§ **LISTING**
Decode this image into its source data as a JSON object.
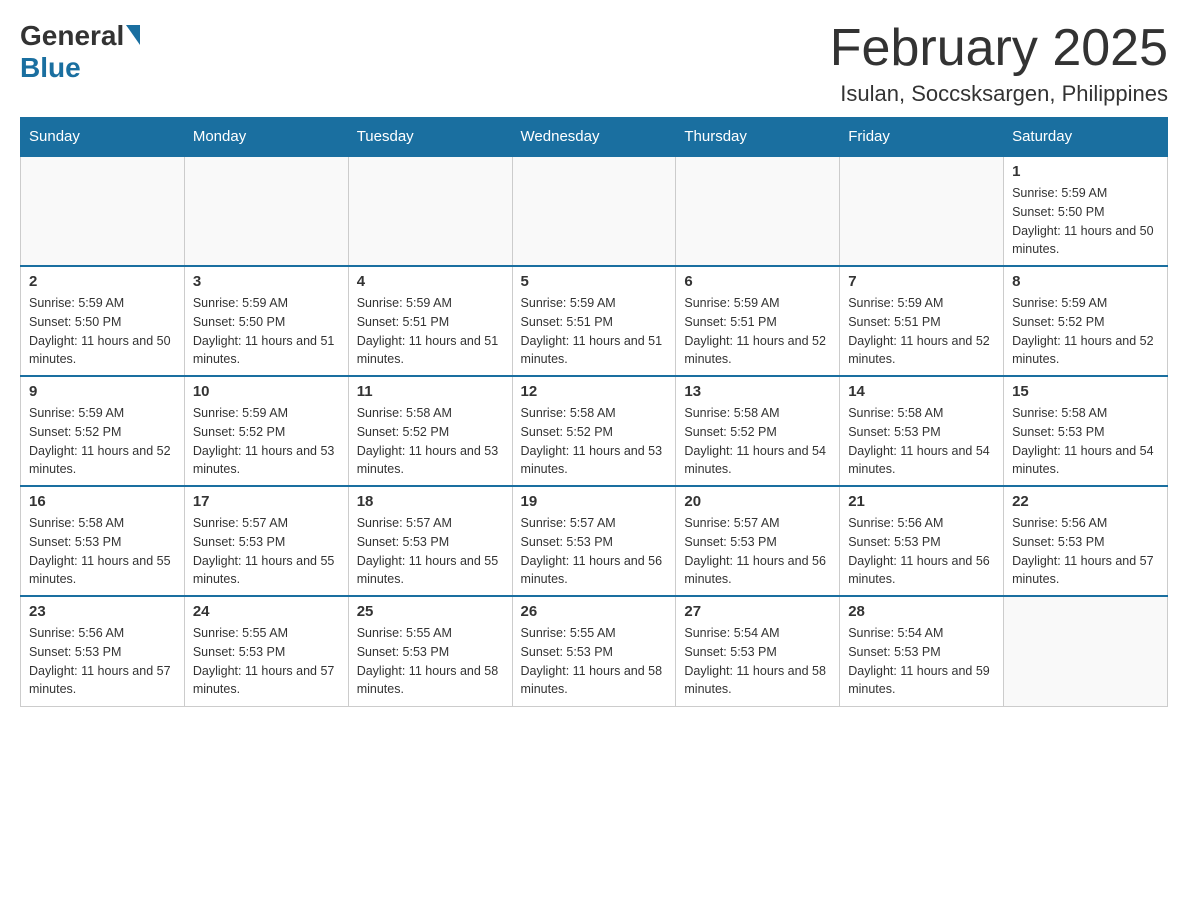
{
  "header": {
    "logo_general": "General",
    "logo_blue": "Blue",
    "month_title": "February 2025",
    "location": "Isulan, Soccsksargen, Philippines"
  },
  "calendar": {
    "days_of_week": [
      "Sunday",
      "Monday",
      "Tuesday",
      "Wednesday",
      "Thursday",
      "Friday",
      "Saturday"
    ],
    "weeks": [
      [
        {
          "day": "",
          "info": ""
        },
        {
          "day": "",
          "info": ""
        },
        {
          "day": "",
          "info": ""
        },
        {
          "day": "",
          "info": ""
        },
        {
          "day": "",
          "info": ""
        },
        {
          "day": "",
          "info": ""
        },
        {
          "day": "1",
          "sunrise": "Sunrise: 5:59 AM",
          "sunset": "Sunset: 5:50 PM",
          "daylight": "Daylight: 11 hours and 50 minutes."
        }
      ],
      [
        {
          "day": "2",
          "sunrise": "Sunrise: 5:59 AM",
          "sunset": "Sunset: 5:50 PM",
          "daylight": "Daylight: 11 hours and 50 minutes."
        },
        {
          "day": "3",
          "sunrise": "Sunrise: 5:59 AM",
          "sunset": "Sunset: 5:50 PM",
          "daylight": "Daylight: 11 hours and 51 minutes."
        },
        {
          "day": "4",
          "sunrise": "Sunrise: 5:59 AM",
          "sunset": "Sunset: 5:51 PM",
          "daylight": "Daylight: 11 hours and 51 minutes."
        },
        {
          "day": "5",
          "sunrise": "Sunrise: 5:59 AM",
          "sunset": "Sunset: 5:51 PM",
          "daylight": "Daylight: 11 hours and 51 minutes."
        },
        {
          "day": "6",
          "sunrise": "Sunrise: 5:59 AM",
          "sunset": "Sunset: 5:51 PM",
          "daylight": "Daylight: 11 hours and 52 minutes."
        },
        {
          "day": "7",
          "sunrise": "Sunrise: 5:59 AM",
          "sunset": "Sunset: 5:51 PM",
          "daylight": "Daylight: 11 hours and 52 minutes."
        },
        {
          "day": "8",
          "sunrise": "Sunrise: 5:59 AM",
          "sunset": "Sunset: 5:52 PM",
          "daylight": "Daylight: 11 hours and 52 minutes."
        }
      ],
      [
        {
          "day": "9",
          "sunrise": "Sunrise: 5:59 AM",
          "sunset": "Sunset: 5:52 PM",
          "daylight": "Daylight: 11 hours and 52 minutes."
        },
        {
          "day": "10",
          "sunrise": "Sunrise: 5:59 AM",
          "sunset": "Sunset: 5:52 PM",
          "daylight": "Daylight: 11 hours and 53 minutes."
        },
        {
          "day": "11",
          "sunrise": "Sunrise: 5:58 AM",
          "sunset": "Sunset: 5:52 PM",
          "daylight": "Daylight: 11 hours and 53 minutes."
        },
        {
          "day": "12",
          "sunrise": "Sunrise: 5:58 AM",
          "sunset": "Sunset: 5:52 PM",
          "daylight": "Daylight: 11 hours and 53 minutes."
        },
        {
          "day": "13",
          "sunrise": "Sunrise: 5:58 AM",
          "sunset": "Sunset: 5:52 PM",
          "daylight": "Daylight: 11 hours and 54 minutes."
        },
        {
          "day": "14",
          "sunrise": "Sunrise: 5:58 AM",
          "sunset": "Sunset: 5:53 PM",
          "daylight": "Daylight: 11 hours and 54 minutes."
        },
        {
          "day": "15",
          "sunrise": "Sunrise: 5:58 AM",
          "sunset": "Sunset: 5:53 PM",
          "daylight": "Daylight: 11 hours and 54 minutes."
        }
      ],
      [
        {
          "day": "16",
          "sunrise": "Sunrise: 5:58 AM",
          "sunset": "Sunset: 5:53 PM",
          "daylight": "Daylight: 11 hours and 55 minutes."
        },
        {
          "day": "17",
          "sunrise": "Sunrise: 5:57 AM",
          "sunset": "Sunset: 5:53 PM",
          "daylight": "Daylight: 11 hours and 55 minutes."
        },
        {
          "day": "18",
          "sunrise": "Sunrise: 5:57 AM",
          "sunset": "Sunset: 5:53 PM",
          "daylight": "Daylight: 11 hours and 55 minutes."
        },
        {
          "day": "19",
          "sunrise": "Sunrise: 5:57 AM",
          "sunset": "Sunset: 5:53 PM",
          "daylight": "Daylight: 11 hours and 56 minutes."
        },
        {
          "day": "20",
          "sunrise": "Sunrise: 5:57 AM",
          "sunset": "Sunset: 5:53 PM",
          "daylight": "Daylight: 11 hours and 56 minutes."
        },
        {
          "day": "21",
          "sunrise": "Sunrise: 5:56 AM",
          "sunset": "Sunset: 5:53 PM",
          "daylight": "Daylight: 11 hours and 56 minutes."
        },
        {
          "day": "22",
          "sunrise": "Sunrise: 5:56 AM",
          "sunset": "Sunset: 5:53 PM",
          "daylight": "Daylight: 11 hours and 57 minutes."
        }
      ],
      [
        {
          "day": "23",
          "sunrise": "Sunrise: 5:56 AM",
          "sunset": "Sunset: 5:53 PM",
          "daylight": "Daylight: 11 hours and 57 minutes."
        },
        {
          "day": "24",
          "sunrise": "Sunrise: 5:55 AM",
          "sunset": "Sunset: 5:53 PM",
          "daylight": "Daylight: 11 hours and 57 minutes."
        },
        {
          "day": "25",
          "sunrise": "Sunrise: 5:55 AM",
          "sunset": "Sunset: 5:53 PM",
          "daylight": "Daylight: 11 hours and 58 minutes."
        },
        {
          "day": "26",
          "sunrise": "Sunrise: 5:55 AM",
          "sunset": "Sunset: 5:53 PM",
          "daylight": "Daylight: 11 hours and 58 minutes."
        },
        {
          "day": "27",
          "sunrise": "Sunrise: 5:54 AM",
          "sunset": "Sunset: 5:53 PM",
          "daylight": "Daylight: 11 hours and 58 minutes."
        },
        {
          "day": "28",
          "sunrise": "Sunrise: 5:54 AM",
          "sunset": "Sunset: 5:53 PM",
          "daylight": "Daylight: 11 hours and 59 minutes."
        },
        {
          "day": "",
          "sunrise": "",
          "sunset": "",
          "daylight": ""
        }
      ]
    ]
  }
}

§ **REQUIREMENTS**
Go through the data above and transcribe it in full, omitting any image.

§ **EXERCISE RESPONSE**
Decode this image into its source data as a JSON object.
{
  "header": {
    "logo_general": "General",
    "logo_blue": "Blue",
    "month_title": "February 2025",
    "location": "Isulan, Soccsksargen, Philippines"
  },
  "calendar": {
    "days_of_week": [
      "Sunday",
      "Monday",
      "Tuesday",
      "Wednesday",
      "Thursday",
      "Friday",
      "Saturday"
    ],
    "weeks": [
      [
        {
          "day": "",
          "info": ""
        },
        {
          "day": "",
          "info": ""
        },
        {
          "day": "",
          "info": ""
        },
        {
          "day": "",
          "info": ""
        },
        {
          "day": "",
          "info": ""
        },
        {
          "day": "",
          "info": ""
        },
        {
          "day": "1",
          "sunrise": "Sunrise: 5:59 AM",
          "sunset": "Sunset: 5:50 PM",
          "daylight": "Daylight: 11 hours and 50 minutes."
        }
      ],
      [
        {
          "day": "2",
          "sunrise": "Sunrise: 5:59 AM",
          "sunset": "Sunset: 5:50 PM",
          "daylight": "Daylight: 11 hours and 50 minutes."
        },
        {
          "day": "3",
          "sunrise": "Sunrise: 5:59 AM",
          "sunset": "Sunset: 5:50 PM",
          "daylight": "Daylight: 11 hours and 51 minutes."
        },
        {
          "day": "4",
          "sunrise": "Sunrise: 5:59 AM",
          "sunset": "Sunset: 5:51 PM",
          "daylight": "Daylight: 11 hours and 51 minutes."
        },
        {
          "day": "5",
          "sunrise": "Sunrise: 5:59 AM",
          "sunset": "Sunset: 5:51 PM",
          "daylight": "Daylight: 11 hours and 51 minutes."
        },
        {
          "day": "6",
          "sunrise": "Sunrise: 5:59 AM",
          "sunset": "Sunset: 5:51 PM",
          "daylight": "Daylight: 11 hours and 52 minutes."
        },
        {
          "day": "7",
          "sunrise": "Sunrise: 5:59 AM",
          "sunset": "Sunset: 5:51 PM",
          "daylight": "Daylight: 11 hours and 52 minutes."
        },
        {
          "day": "8",
          "sunrise": "Sunrise: 5:59 AM",
          "sunset": "Sunset: 5:52 PM",
          "daylight": "Daylight: 11 hours and 52 minutes."
        }
      ],
      [
        {
          "day": "9",
          "sunrise": "Sunrise: 5:59 AM",
          "sunset": "Sunset: 5:52 PM",
          "daylight": "Daylight: 11 hours and 52 minutes."
        },
        {
          "day": "10",
          "sunrise": "Sunrise: 5:59 AM",
          "sunset": "Sunset: 5:52 PM",
          "daylight": "Daylight: 11 hours and 53 minutes."
        },
        {
          "day": "11",
          "sunrise": "Sunrise: 5:58 AM",
          "sunset": "Sunset: 5:52 PM",
          "daylight": "Daylight: 11 hours and 53 minutes."
        },
        {
          "day": "12",
          "sunrise": "Sunrise: 5:58 AM",
          "sunset": "Sunset: 5:52 PM",
          "daylight": "Daylight: 11 hours and 53 minutes."
        },
        {
          "day": "13",
          "sunrise": "Sunrise: 5:58 AM",
          "sunset": "Sunset: 5:52 PM",
          "daylight": "Daylight: 11 hours and 54 minutes."
        },
        {
          "day": "14",
          "sunrise": "Sunrise: 5:58 AM",
          "sunset": "Sunset: 5:53 PM",
          "daylight": "Daylight: 11 hours and 54 minutes."
        },
        {
          "day": "15",
          "sunrise": "Sunrise: 5:58 AM",
          "sunset": "Sunset: 5:53 PM",
          "daylight": "Daylight: 11 hours and 54 minutes."
        }
      ],
      [
        {
          "day": "16",
          "sunrise": "Sunrise: 5:58 AM",
          "sunset": "Sunset: 5:53 PM",
          "daylight": "Daylight: 11 hours and 55 minutes."
        },
        {
          "day": "17",
          "sunrise": "Sunrise: 5:57 AM",
          "sunset": "Sunset: 5:53 PM",
          "daylight": "Daylight: 11 hours and 55 minutes."
        },
        {
          "day": "18",
          "sunrise": "Sunrise: 5:57 AM",
          "sunset": "Sunset: 5:53 PM",
          "daylight": "Daylight: 11 hours and 55 minutes."
        },
        {
          "day": "19",
          "sunrise": "Sunrise: 5:57 AM",
          "sunset": "Sunset: 5:53 PM",
          "daylight": "Daylight: 11 hours and 56 minutes."
        },
        {
          "day": "20",
          "sunrise": "Sunrise: 5:57 AM",
          "sunset": "Sunset: 5:53 PM",
          "daylight": "Daylight: 11 hours and 56 minutes."
        },
        {
          "day": "21",
          "sunrise": "Sunrise: 5:56 AM",
          "sunset": "Sunset: 5:53 PM",
          "daylight": "Daylight: 11 hours and 56 minutes."
        },
        {
          "day": "22",
          "sunrise": "Sunrise: 5:56 AM",
          "sunset": "Sunset: 5:53 PM",
          "daylight": "Daylight: 11 hours and 57 minutes."
        }
      ],
      [
        {
          "day": "23",
          "sunrise": "Sunrise: 5:56 AM",
          "sunset": "Sunset: 5:53 PM",
          "daylight": "Daylight: 11 hours and 57 minutes."
        },
        {
          "day": "24",
          "sunrise": "Sunrise: 5:55 AM",
          "sunset": "Sunset: 5:53 PM",
          "daylight": "Daylight: 11 hours and 57 minutes."
        },
        {
          "day": "25",
          "sunrise": "Sunrise: 5:55 AM",
          "sunset": "Sunset: 5:53 PM",
          "daylight": "Daylight: 11 hours and 58 minutes."
        },
        {
          "day": "26",
          "sunrise": "Sunrise: 5:55 AM",
          "sunset": "Sunset: 5:53 PM",
          "daylight": "Daylight: 11 hours and 58 minutes."
        },
        {
          "day": "27",
          "sunrise": "Sunrise: 5:54 AM",
          "sunset": "Sunset: 5:53 PM",
          "daylight": "Daylight: 11 hours and 58 minutes."
        },
        {
          "day": "28",
          "sunrise": "Sunrise: 5:54 AM",
          "sunset": "Sunset: 5:53 PM",
          "daylight": "Daylight: 11 hours and 59 minutes."
        },
        {
          "day": "",
          "sunrise": "",
          "sunset": "",
          "daylight": ""
        }
      ]
    ]
  }
}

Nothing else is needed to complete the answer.